(Stored records)
──────

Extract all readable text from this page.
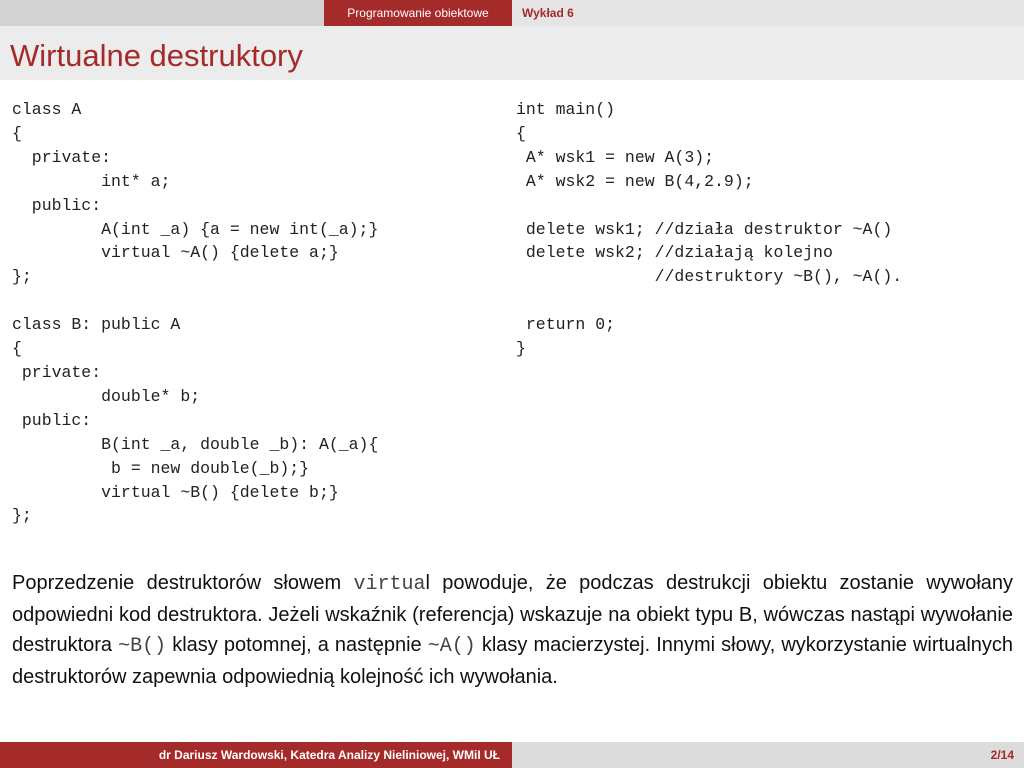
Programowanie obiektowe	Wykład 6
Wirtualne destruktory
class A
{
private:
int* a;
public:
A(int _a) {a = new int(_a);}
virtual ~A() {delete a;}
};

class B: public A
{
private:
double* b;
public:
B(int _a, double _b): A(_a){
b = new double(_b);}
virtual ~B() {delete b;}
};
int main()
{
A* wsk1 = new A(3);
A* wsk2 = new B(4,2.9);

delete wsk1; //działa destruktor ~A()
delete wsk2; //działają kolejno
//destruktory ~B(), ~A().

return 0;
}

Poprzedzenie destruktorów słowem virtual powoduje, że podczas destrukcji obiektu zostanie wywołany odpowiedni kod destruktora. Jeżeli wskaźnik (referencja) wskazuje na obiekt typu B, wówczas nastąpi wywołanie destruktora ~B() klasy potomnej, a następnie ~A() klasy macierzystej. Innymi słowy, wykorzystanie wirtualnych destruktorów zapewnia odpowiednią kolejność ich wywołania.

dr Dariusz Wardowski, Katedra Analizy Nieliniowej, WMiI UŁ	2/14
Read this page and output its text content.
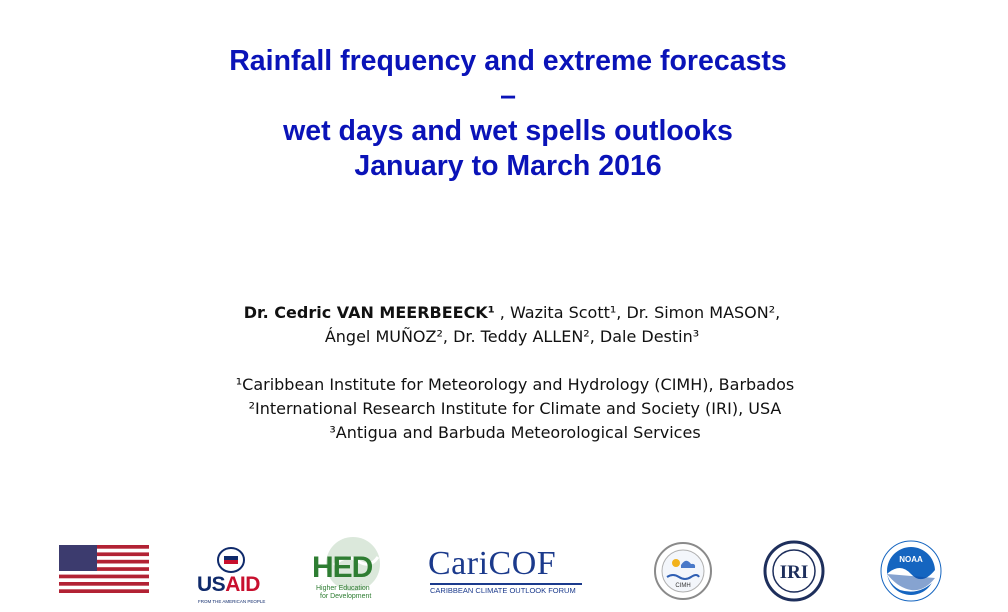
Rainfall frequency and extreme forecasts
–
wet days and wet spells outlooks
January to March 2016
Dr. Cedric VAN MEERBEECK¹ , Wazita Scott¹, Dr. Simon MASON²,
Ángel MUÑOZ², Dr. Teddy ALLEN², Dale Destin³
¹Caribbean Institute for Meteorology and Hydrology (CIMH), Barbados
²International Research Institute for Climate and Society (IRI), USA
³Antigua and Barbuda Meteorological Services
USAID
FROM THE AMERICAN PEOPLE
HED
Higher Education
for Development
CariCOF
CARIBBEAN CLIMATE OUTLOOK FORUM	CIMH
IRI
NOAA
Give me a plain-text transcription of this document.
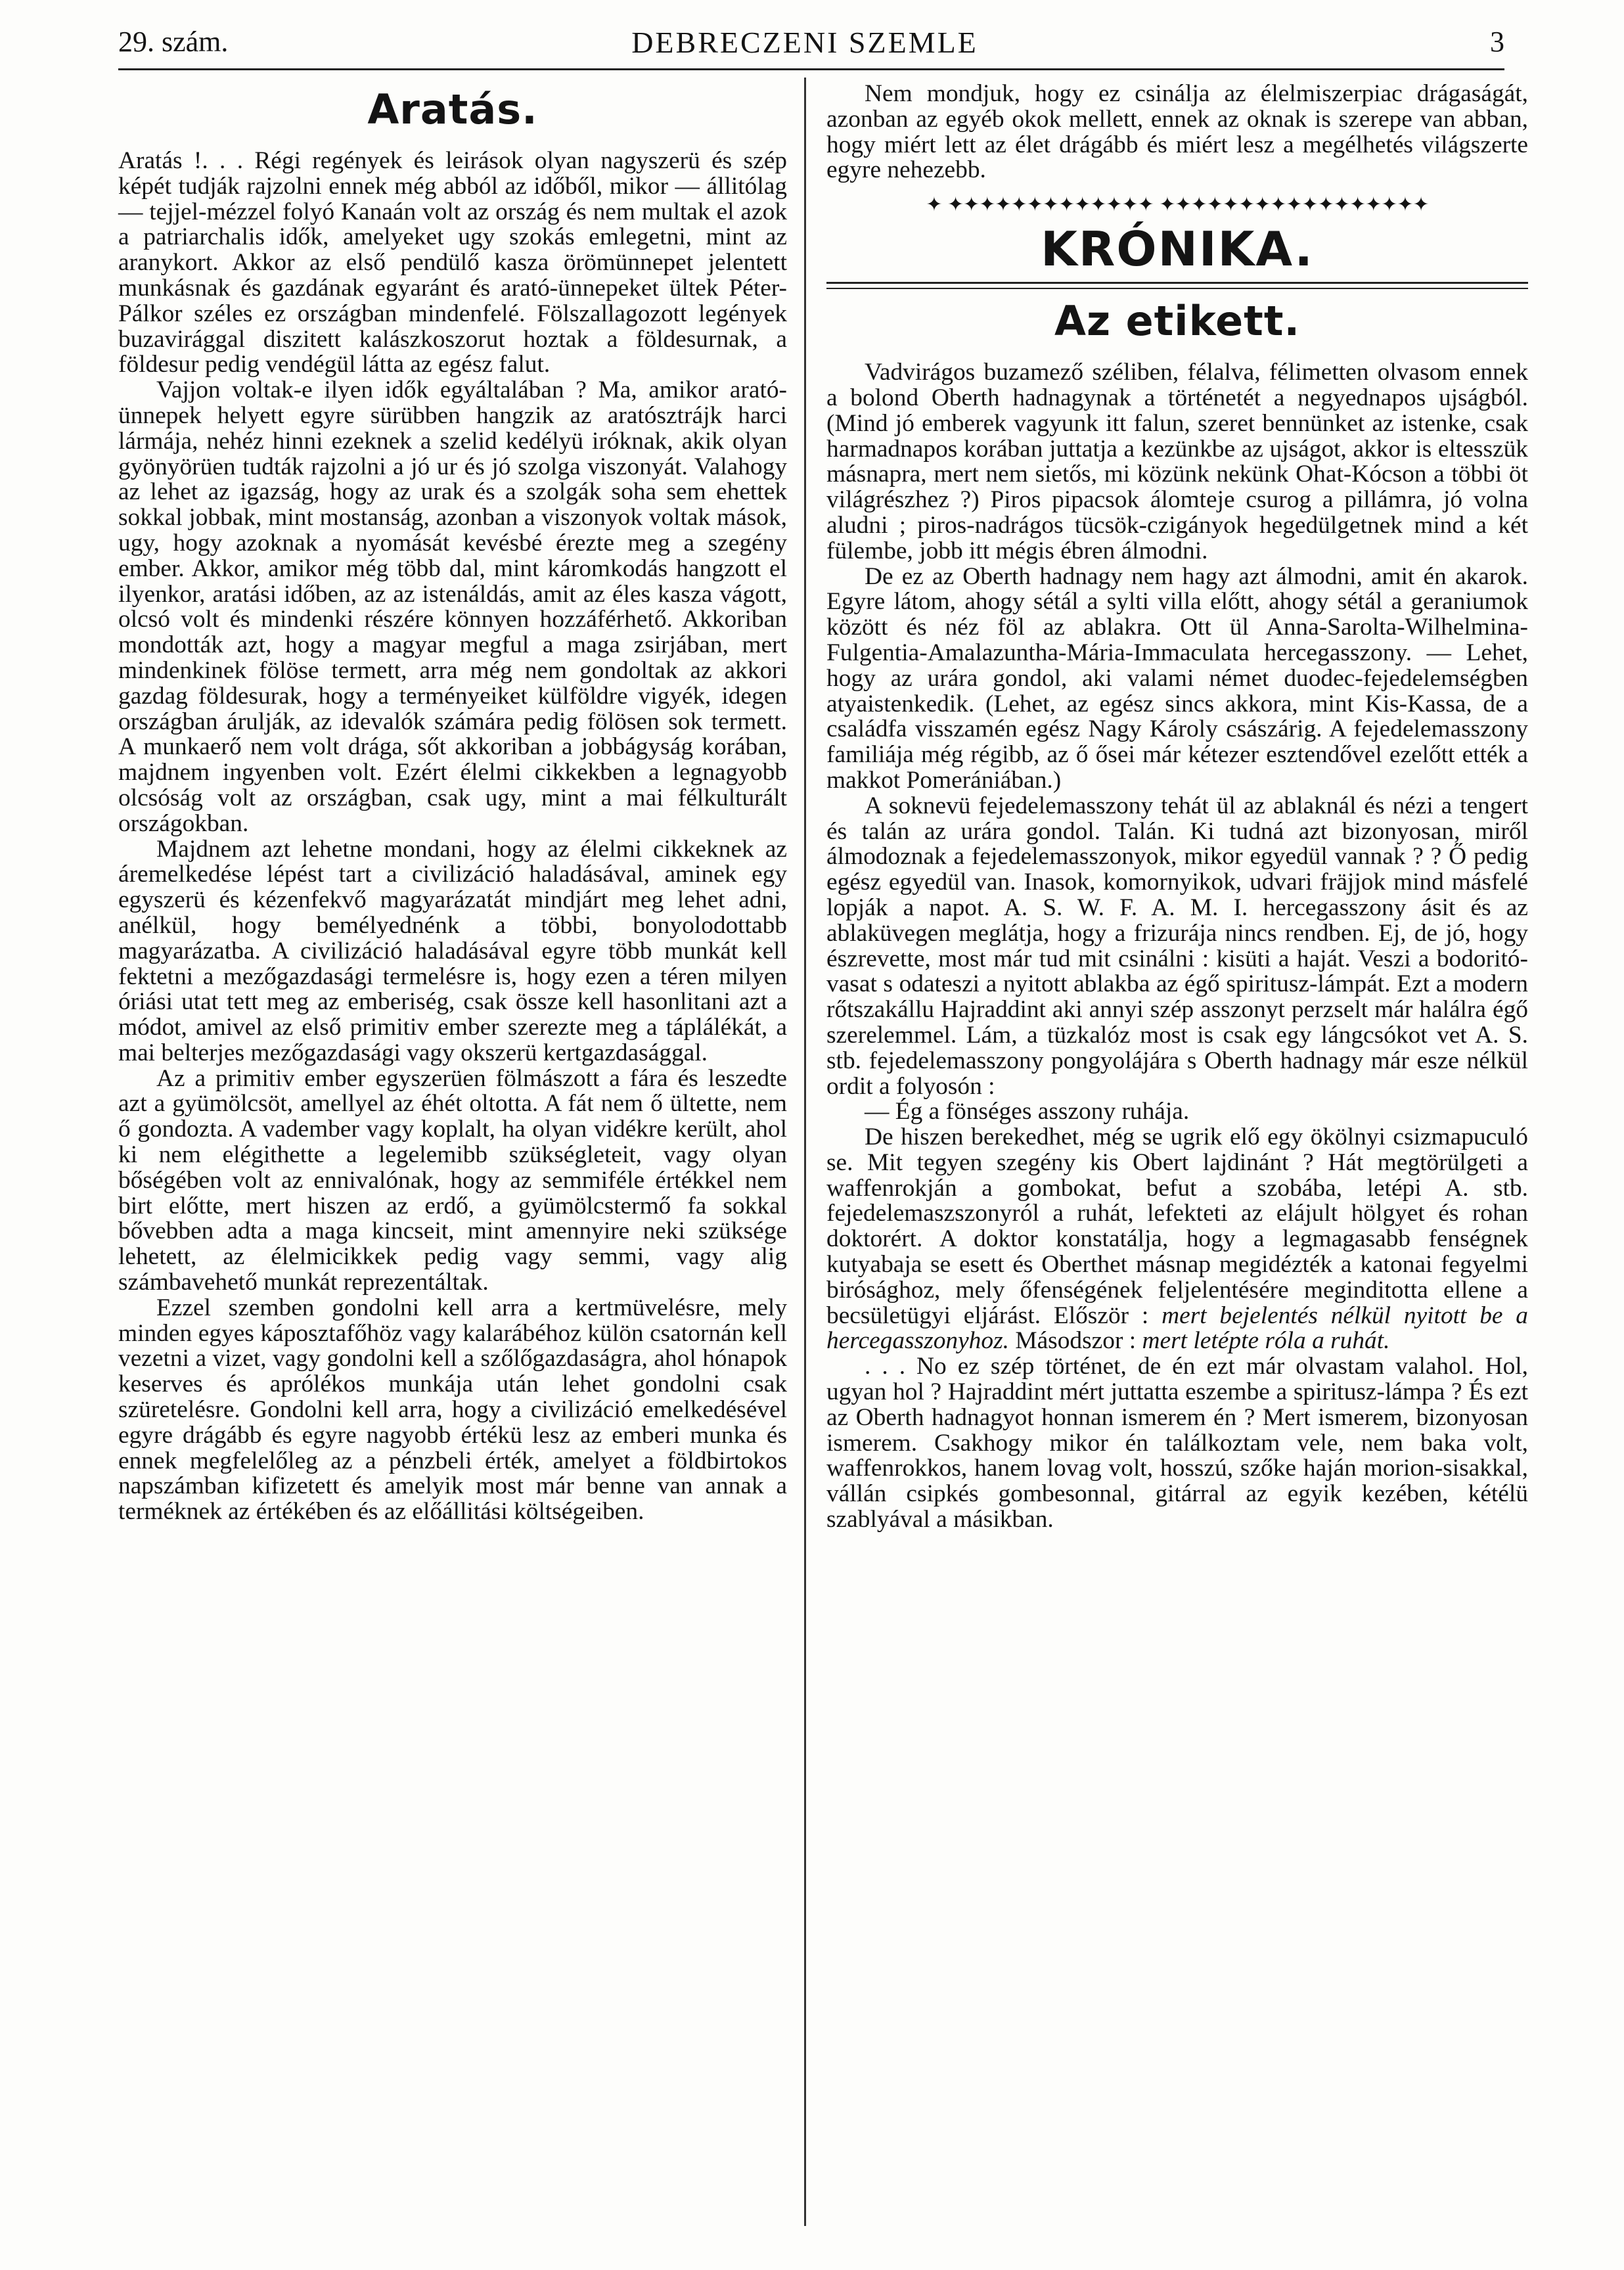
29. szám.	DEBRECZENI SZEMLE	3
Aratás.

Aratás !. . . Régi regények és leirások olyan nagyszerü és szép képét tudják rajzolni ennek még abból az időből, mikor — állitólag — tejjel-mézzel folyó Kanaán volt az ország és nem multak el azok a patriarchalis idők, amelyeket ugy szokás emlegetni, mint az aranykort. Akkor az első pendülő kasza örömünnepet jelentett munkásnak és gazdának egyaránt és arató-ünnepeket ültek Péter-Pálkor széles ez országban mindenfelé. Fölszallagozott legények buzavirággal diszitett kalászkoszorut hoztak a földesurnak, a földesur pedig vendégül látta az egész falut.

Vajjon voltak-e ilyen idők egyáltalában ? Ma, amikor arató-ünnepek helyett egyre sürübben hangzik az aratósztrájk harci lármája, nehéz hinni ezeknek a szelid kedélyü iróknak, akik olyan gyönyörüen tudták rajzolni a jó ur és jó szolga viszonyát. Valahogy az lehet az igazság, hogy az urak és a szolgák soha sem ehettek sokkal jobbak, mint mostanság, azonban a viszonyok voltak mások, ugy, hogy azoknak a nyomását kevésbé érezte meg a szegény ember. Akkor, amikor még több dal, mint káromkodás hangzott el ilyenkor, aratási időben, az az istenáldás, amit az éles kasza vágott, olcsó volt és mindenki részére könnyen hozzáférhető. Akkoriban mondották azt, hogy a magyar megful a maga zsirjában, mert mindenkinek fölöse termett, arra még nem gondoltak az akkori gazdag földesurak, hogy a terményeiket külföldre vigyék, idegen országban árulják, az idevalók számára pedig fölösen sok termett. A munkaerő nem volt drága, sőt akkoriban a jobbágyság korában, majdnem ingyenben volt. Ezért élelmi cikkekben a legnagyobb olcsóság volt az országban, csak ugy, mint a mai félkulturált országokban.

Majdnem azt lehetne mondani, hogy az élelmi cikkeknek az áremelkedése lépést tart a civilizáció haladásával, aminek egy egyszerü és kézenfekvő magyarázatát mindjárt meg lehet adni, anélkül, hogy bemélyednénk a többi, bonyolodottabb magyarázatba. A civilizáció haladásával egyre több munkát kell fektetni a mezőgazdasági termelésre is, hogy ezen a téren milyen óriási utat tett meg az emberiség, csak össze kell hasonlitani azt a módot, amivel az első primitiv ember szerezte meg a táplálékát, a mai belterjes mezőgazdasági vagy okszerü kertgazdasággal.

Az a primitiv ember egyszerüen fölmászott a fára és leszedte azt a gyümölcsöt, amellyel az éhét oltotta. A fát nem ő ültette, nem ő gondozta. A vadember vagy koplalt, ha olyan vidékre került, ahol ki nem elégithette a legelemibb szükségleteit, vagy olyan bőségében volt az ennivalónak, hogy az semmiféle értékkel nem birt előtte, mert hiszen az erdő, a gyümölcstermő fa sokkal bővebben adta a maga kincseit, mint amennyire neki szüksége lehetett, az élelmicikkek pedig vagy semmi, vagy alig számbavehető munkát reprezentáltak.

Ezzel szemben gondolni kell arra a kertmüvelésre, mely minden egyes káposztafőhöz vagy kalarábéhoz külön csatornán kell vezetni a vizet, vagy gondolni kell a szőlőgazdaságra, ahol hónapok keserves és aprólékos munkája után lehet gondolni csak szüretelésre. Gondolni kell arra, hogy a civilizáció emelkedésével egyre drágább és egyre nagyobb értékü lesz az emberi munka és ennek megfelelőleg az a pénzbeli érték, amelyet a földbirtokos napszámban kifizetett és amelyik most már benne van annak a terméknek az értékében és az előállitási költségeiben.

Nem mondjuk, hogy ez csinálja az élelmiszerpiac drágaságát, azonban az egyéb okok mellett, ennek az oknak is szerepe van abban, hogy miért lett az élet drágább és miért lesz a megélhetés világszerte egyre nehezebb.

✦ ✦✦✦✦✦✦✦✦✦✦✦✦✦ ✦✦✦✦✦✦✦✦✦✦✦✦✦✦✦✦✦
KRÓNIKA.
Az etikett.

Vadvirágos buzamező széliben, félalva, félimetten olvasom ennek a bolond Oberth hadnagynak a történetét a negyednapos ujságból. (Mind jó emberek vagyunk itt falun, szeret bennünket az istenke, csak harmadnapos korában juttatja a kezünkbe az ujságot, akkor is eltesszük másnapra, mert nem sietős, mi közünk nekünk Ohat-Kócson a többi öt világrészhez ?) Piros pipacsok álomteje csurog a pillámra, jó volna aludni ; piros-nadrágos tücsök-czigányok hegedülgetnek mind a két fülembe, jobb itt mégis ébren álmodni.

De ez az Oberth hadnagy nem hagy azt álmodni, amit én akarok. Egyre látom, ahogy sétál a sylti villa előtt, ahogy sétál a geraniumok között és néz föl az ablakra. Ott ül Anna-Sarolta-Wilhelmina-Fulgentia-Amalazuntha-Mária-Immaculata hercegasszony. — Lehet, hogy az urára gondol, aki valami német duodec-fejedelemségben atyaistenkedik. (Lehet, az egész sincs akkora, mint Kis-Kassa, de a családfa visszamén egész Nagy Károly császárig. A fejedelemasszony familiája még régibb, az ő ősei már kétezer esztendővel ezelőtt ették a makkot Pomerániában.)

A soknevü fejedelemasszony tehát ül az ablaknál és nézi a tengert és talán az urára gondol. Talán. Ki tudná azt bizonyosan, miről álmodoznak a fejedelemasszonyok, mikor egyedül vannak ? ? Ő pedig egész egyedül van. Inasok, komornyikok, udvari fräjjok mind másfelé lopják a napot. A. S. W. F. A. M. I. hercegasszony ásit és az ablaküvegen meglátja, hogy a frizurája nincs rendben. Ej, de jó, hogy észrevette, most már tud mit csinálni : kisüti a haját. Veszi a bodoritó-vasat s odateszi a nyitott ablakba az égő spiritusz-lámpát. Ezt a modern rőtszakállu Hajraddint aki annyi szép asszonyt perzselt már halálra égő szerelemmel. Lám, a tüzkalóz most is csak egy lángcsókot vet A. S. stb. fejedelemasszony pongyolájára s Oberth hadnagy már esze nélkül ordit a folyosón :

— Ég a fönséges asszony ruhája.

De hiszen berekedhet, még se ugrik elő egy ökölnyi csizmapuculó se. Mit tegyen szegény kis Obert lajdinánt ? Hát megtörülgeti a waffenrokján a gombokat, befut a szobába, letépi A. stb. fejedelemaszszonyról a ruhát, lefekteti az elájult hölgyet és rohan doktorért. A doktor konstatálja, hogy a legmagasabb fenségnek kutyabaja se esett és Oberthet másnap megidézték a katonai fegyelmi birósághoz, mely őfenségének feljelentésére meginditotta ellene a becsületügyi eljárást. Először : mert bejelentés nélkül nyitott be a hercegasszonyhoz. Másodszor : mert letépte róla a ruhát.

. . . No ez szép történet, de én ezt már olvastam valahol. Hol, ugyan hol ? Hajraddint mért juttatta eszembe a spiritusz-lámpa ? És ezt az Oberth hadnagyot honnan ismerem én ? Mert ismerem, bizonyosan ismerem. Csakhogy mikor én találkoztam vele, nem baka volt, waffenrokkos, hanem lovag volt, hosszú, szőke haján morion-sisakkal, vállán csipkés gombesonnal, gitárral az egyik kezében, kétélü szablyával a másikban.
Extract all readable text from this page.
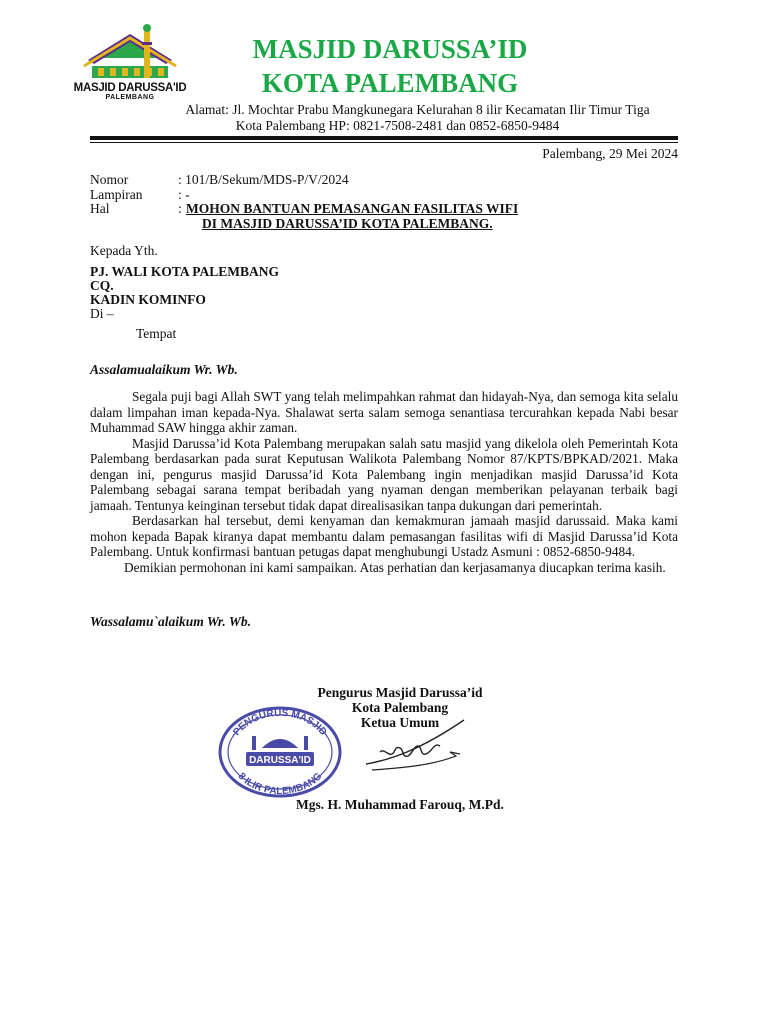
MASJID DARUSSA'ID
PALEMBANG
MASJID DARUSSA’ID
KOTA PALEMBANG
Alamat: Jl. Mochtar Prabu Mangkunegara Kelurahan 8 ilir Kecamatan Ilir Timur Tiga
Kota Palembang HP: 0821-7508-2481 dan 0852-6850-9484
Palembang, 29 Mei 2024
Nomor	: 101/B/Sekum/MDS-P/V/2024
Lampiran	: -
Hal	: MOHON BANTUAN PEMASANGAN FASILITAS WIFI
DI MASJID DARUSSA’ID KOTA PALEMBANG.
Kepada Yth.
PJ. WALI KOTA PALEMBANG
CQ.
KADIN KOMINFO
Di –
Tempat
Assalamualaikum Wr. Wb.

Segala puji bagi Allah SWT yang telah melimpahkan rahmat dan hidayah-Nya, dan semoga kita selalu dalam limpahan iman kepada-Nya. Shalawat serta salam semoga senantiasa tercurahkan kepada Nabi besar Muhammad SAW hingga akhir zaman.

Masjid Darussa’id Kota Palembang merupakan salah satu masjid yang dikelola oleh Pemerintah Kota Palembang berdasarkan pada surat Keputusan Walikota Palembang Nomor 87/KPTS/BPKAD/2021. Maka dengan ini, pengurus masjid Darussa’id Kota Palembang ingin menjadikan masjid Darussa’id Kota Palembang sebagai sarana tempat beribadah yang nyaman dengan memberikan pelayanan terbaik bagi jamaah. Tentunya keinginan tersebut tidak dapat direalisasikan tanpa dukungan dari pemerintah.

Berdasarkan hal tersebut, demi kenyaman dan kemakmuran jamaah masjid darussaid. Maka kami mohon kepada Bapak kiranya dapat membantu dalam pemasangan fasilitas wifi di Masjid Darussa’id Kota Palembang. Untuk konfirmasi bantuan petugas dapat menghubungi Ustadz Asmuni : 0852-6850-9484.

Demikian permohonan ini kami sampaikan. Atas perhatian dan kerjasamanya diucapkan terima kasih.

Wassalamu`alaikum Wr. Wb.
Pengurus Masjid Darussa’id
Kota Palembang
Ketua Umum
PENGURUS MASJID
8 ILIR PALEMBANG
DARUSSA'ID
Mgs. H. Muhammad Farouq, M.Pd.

──────

• _THE EXERCISE_:
In the records above, find each line with the word "destruktory" and copy it.

• _OUTPUT FOR THIS EXERCISE_:
Wirtualne destruktory
//destruktory ~B(), ~A().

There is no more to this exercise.